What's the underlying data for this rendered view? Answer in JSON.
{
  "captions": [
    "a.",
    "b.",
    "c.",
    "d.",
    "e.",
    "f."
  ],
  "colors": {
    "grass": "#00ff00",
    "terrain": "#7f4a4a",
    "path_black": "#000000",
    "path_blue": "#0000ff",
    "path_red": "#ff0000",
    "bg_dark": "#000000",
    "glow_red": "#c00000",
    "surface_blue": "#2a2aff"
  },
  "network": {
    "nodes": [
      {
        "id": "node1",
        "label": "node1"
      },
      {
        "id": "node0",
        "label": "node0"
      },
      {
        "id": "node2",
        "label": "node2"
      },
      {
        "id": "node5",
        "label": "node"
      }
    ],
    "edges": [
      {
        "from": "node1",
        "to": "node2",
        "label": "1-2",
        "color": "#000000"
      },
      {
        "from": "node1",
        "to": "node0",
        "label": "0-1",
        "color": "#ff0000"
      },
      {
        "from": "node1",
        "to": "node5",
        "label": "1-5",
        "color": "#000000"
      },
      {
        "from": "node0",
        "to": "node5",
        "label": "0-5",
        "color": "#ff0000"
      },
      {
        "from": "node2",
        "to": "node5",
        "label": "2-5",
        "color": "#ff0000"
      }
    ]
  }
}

━━━━━━━━━━

Exercise prompt -
Return every record above exactly as it appears.

Response to the exercise -
What's the underlying data for this rendered view? Answer in JSON.
{
  "captions": [
    "a.",
    "b.",
    "c.",
    "d.",
    "e.",
    "f."
  ],
  "colors": {
    "grass": "#00ff00",
    "terrain": "#7f4a4a",
    "path_black": "#000000",
    "path_blue": "#0000ff",
    "path_red": "#ff0000",
    "bg_dark": "#000000",
    "glow_red": "#c00000",
    "surface_blue": "#2a2aff"
  },
  "network": {
    "nodes": [
      {
        "id": "node1",
        "label": "node1"
      },
      {
        "id": "node0",
        "label": "node0"
      },
      {
        "id": "node2",
        "label": "node2"
      },
      {
        "id": "node5",
        "label": "node"
      }
    ],
    "edges": [
      {
        "from": "node1",
        "to": "node2",
        "label": "1-2",
        "color": "#000000"
      },
      {
        "from": "node1",
        "to": "node0",
        "label": "0-1",
        "color": "#ff0000"
      },
      {
        "from": "node1",
        "to": "node5",
        "label": "1-5",
        "color": "#000000"
      },
      {
        "from": "node0",
        "to": "node5",
        "label": "0-5",
        "color": "#ff0000"
      },
      {
        "from": "node2",
        "to": "node5",
        "label": "2-5",
        "color": "#ff0000"
      }
    ]
  }
}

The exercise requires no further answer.